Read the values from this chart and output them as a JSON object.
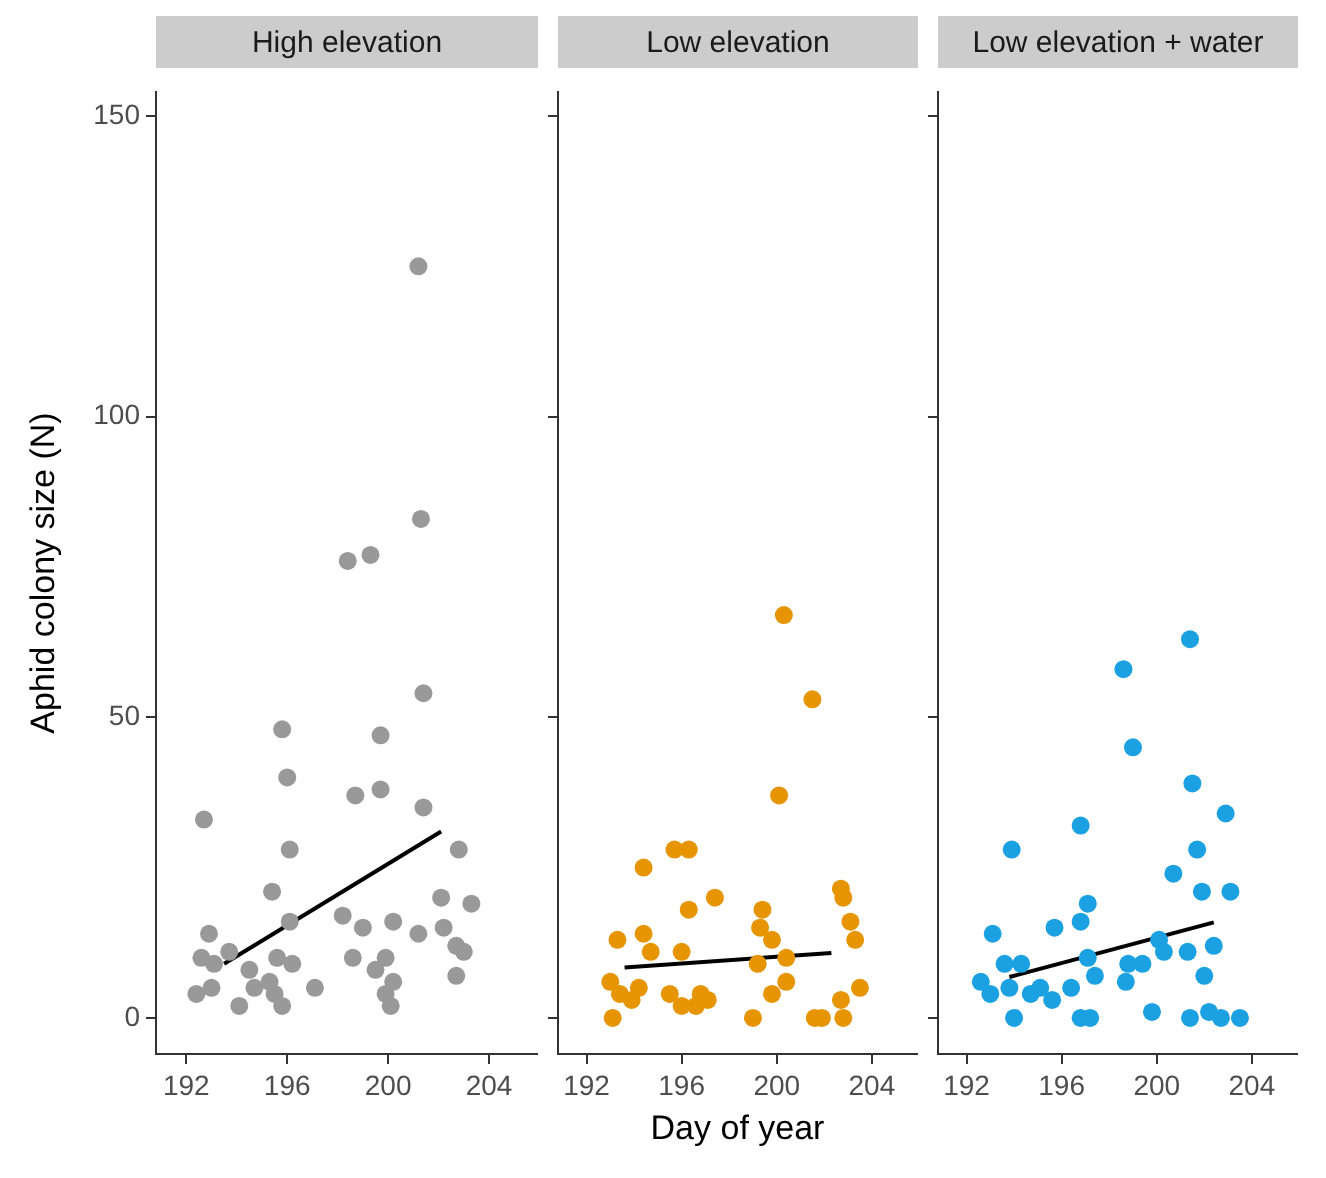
{
  "chart_data": [
    {
      "type": "scatter",
      "title": "High elevation",
      "ylabel": "Aphid colony size (N)",
      "xlim": [
        190.8,
        205.9
      ],
      "ylim": [
        -6,
        154
      ],
      "xticks": [
        192,
        196,
        200,
        204
      ],
      "yticks": [
        0,
        50,
        100,
        150
      ],
      "grid": false,
      "series": [
        {
          "color": "#999999",
          "marker": "circle",
          "x": [
            201.2,
            201.3,
            198.4,
            199.3,
            201.4,
            195.8,
            199.7,
            196.0,
            198.7,
            199.7,
            201.4,
            192.7,
            196.1,
            202.8,
            195.4,
            202.1,
            203.3,
            196.1,
            198.2,
            199.0,
            200.2,
            201.2,
            202.2,
            202.7,
            203.0,
            202.7,
            192.9,
            192.6,
            193.1,
            192.4,
            193.0,
            193.7,
            194.5,
            194.1,
            195.6,
            196.2,
            195.3,
            194.7,
            195.8,
            195.5,
            197.1,
            198.6,
            199.9,
            199.5,
            200.2,
            199.9,
            200.1
          ],
          "values": [
            125,
            83,
            76,
            77,
            54,
            48,
            47,
            40,
            37,
            38,
            35,
            33,
            28,
            28,
            21,
            20,
            19,
            16,
            17,
            15,
            16,
            14,
            15,
            12,
            11,
            7,
            14,
            10,
            9,
            4,
            5,
            11,
            8,
            2,
            10,
            9,
            6,
            5,
            2,
            4,
            5,
            10,
            10,
            8,
            6,
            4,
            2
          ]
        },
        {
          "type": "line",
          "color": "#000000",
          "marker": "none",
          "x": [
            193.5,
            202.1
          ],
          "values": [
            9,
            31
          ]
        }
      ]
    },
    {
      "type": "scatter",
      "title": "Low elevation",
      "xlabel": "Day of year",
      "tick_labels": "x",
      "xlim": [
        190.8,
        205.9
      ],
      "ylim": [
        -6,
        154
      ],
      "xticks": [
        192,
        196,
        200,
        204
      ],
      "yticks": [
        0,
        50,
        100,
        150
      ],
      "grid": false,
      "series": [
        {
          "color": "#e69500",
          "marker": "circle",
          "x": [
            200.3,
            201.5,
            200.1,
            195.7,
            196.3,
            194.4,
            197.4,
            196.3,
            199.4,
            202.7,
            202.8,
            203.1,
            203.3,
            199.3,
            199.8,
            193.3,
            194.4,
            194.7,
            196.0,
            200.4,
            199.2,
            193.0,
            193.4,
            194.2,
            193.9,
            193.1,
            195.5,
            196.0,
            196.8,
            197.1,
            196.6,
            200.4,
            199.8,
            199.0,
            201.6,
            201.9,
            202.7,
            203.5,
            202.8
          ],
          "values": [
            67,
            53,
            37,
            28,
            28,
            25,
            20,
            18,
            18,
            21.5,
            20,
            16,
            13,
            15,
            13,
            13,
            14,
            11,
            11,
            10,
            9,
            6,
            4,
            5,
            3,
            0,
            4,
            2,
            4,
            3,
            2,
            6,
            4,
            0,
            0,
            0,
            3,
            5,
            0
          ]
        },
        {
          "type": "line",
          "color": "#000000",
          "marker": "none",
          "x": [
            193.6,
            202.3
          ],
          "values": [
            8.4,
            10.8
          ]
        }
      ]
    },
    {
      "type": "scatter",
      "title": "Low elevation + water",
      "tick_labels": "x",
      "xlim": [
        190.8,
        205.9
      ],
      "ylim": [
        -6,
        154
      ],
      "xticks": [
        192,
        196,
        200,
        204
      ],
      "yticks": [
        0,
        50,
        100,
        150
      ],
      "grid": false,
      "series": [
        {
          "color": "#1ba1e2",
          "marker": "circle",
          "x": [
            201.4,
            198.6,
            199.0,
            201.5,
            202.9,
            196.8,
            193.9,
            201.7,
            200.7,
            201.9,
            203.1,
            197.1,
            196.8,
            195.7,
            193.1,
            200.1,
            200.3,
            201.3,
            202.4,
            197.1,
            198.8,
            199.4,
            197.4,
            202.0,
            192.6,
            193.6,
            194.3,
            193.0,
            193.8,
            194.7,
            195.6,
            196.4,
            198.7,
            194.0,
            196.8,
            197.2,
            199.8,
            201.4,
            202.2,
            202.7,
            203.5,
            195.1
          ],
          "values": [
            63,
            58,
            45,
            39,
            34,
            32,
            28,
            28,
            24,
            21,
            21,
            19,
            16,
            15,
            14,
            13,
            11,
            11,
            12,
            10,
            9,
            9,
            7,
            7,
            6,
            9,
            9,
            4,
            5,
            4,
            3,
            5,
            6,
            0,
            0,
            0,
            1,
            0,
            1,
            0,
            0,
            5
          ]
        },
        {
          "type": "line",
          "color": "#000000",
          "marker": "none",
          "x": [
            193.8,
            202.4
          ],
          "values": [
            6.8,
            15.9
          ]
        }
      ]
    }
  ]
}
------------------------------------------------------------
= GIVEN REQUEST =
Except for the pictures, reproduce every line exactly.

= EXPECTED ANSWER =
Read the values from this chart and output them as a JSON object.
{
  "chart_data": [
    {
      "type": "scatter",
      "title": "High elevation",
      "ylabel": "Aphid colony size (N)",
      "xlim": [
        190.8,
        205.9
      ],
      "ylim": [
        -6,
        154
      ],
      "xticks": [
        192,
        196,
        200,
        204
      ],
      "yticks": [
        0,
        50,
        100,
        150
      ],
      "grid": false,
      "series": [
        {
          "color": "#999999",
          "marker": "circle",
          "x": [
            201.2,
            201.3,
            198.4,
            199.3,
            201.4,
            195.8,
            199.7,
            196.0,
            198.7,
            199.7,
            201.4,
            192.7,
            196.1,
            202.8,
            195.4,
            202.1,
            203.3,
            196.1,
            198.2,
            199.0,
            200.2,
            201.2,
            202.2,
            202.7,
            203.0,
            202.7,
            192.9,
            192.6,
            193.1,
            192.4,
            193.0,
            193.7,
            194.5,
            194.1,
            195.6,
            196.2,
            195.3,
            194.7,
            195.8,
            195.5,
            197.1,
            198.6,
            199.9,
            199.5,
            200.2,
            199.9,
            200.1
          ],
          "values": [
            125,
            83,
            76,
            77,
            54,
            48,
            47,
            40,
            37,
            38,
            35,
            33,
            28,
            28,
            21,
            20,
            19,
            16,
            17,
            15,
            16,
            14,
            15,
            12,
            11,
            7,
            14,
            10,
            9,
            4,
            5,
            11,
            8,
            2,
            10,
            9,
            6,
            5,
            2,
            4,
            5,
            10,
            10,
            8,
            6,
            4,
            2
          ]
        },
        {
          "type": "line",
          "color": "#000000",
          "marker": "none",
          "x": [
            193.5,
            202.1
          ],
          "values": [
            9,
            31
          ]
        }
      ]
    },
    {
      "type": "scatter",
      "title": "Low elevation",
      "xlabel": "Day of year",
      "tick_labels": "x",
      "xlim": [
        190.8,
        205.9
      ],
      "ylim": [
        -6,
        154
      ],
      "xticks": [
        192,
        196,
        200,
        204
      ],
      "yticks": [
        0,
        50,
        100,
        150
      ],
      "grid": false,
      "series": [
        {
          "color": "#e69500",
          "marker": "circle",
          "x": [
            200.3,
            201.5,
            200.1,
            195.7,
            196.3,
            194.4,
            197.4,
            196.3,
            199.4,
            202.7,
            202.8,
            203.1,
            203.3,
            199.3,
            199.8,
            193.3,
            194.4,
            194.7,
            196.0,
            200.4,
            199.2,
            193.0,
            193.4,
            194.2,
            193.9,
            193.1,
            195.5,
            196.0,
            196.8,
            197.1,
            196.6,
            200.4,
            199.8,
            199.0,
            201.6,
            201.9,
            202.7,
            203.5,
            202.8
          ],
          "values": [
            67,
            53,
            37,
            28,
            28,
            25,
            20,
            18,
            18,
            21.5,
            20,
            16,
            13,
            15,
            13,
            13,
            14,
            11,
            11,
            10,
            9,
            6,
            4,
            5,
            3,
            0,
            4,
            2,
            4,
            3,
            2,
            6,
            4,
            0,
            0,
            0,
            3,
            5,
            0
          ]
        },
        {
          "type": "line",
          "color": "#000000",
          "marker": "none",
          "x": [
            193.6,
            202.3
          ],
          "values": [
            8.4,
            10.8
          ]
        }
      ]
    },
    {
      "type": "scatter",
      "title": "Low elevation + water",
      "tick_labels": "x",
      "xlim": [
        190.8,
        205.9
      ],
      "ylim": [
        -6,
        154
      ],
      "xticks": [
        192,
        196,
        200,
        204
      ],
      "yticks": [
        0,
        50,
        100,
        150
      ],
      "grid": false,
      "series": [
        {
          "color": "#1ba1e2",
          "marker": "circle",
          "x": [
            201.4,
            198.6,
            199.0,
            201.5,
            202.9,
            196.8,
            193.9,
            201.7,
            200.7,
            201.9,
            203.1,
            197.1,
            196.8,
            195.7,
            193.1,
            200.1,
            200.3,
            201.3,
            202.4,
            197.1,
            198.8,
            199.4,
            197.4,
            202.0,
            192.6,
            193.6,
            194.3,
            193.0,
            193.8,
            194.7,
            195.6,
            196.4,
            198.7,
            194.0,
            196.8,
            197.2,
            199.8,
            201.4,
            202.2,
            202.7,
            203.5,
            195.1
          ],
          "values": [
            63,
            58,
            45,
            39,
            34,
            32,
            28,
            28,
            24,
            21,
            21,
            19,
            16,
            15,
            14,
            13,
            11,
            11,
            12,
            10,
            9,
            9,
            7,
            7,
            6,
            9,
            9,
            4,
            5,
            4,
            3,
            5,
            6,
            0,
            0,
            0,
            1,
            0,
            1,
            0,
            0,
            5
          ]
        },
        {
          "type": "line",
          "color": "#000000",
          "marker": "none",
          "x": [
            193.8,
            202.4
          ],
          "values": [
            6.8,
            15.9
          ]
        }
      ]
    }
  ]
}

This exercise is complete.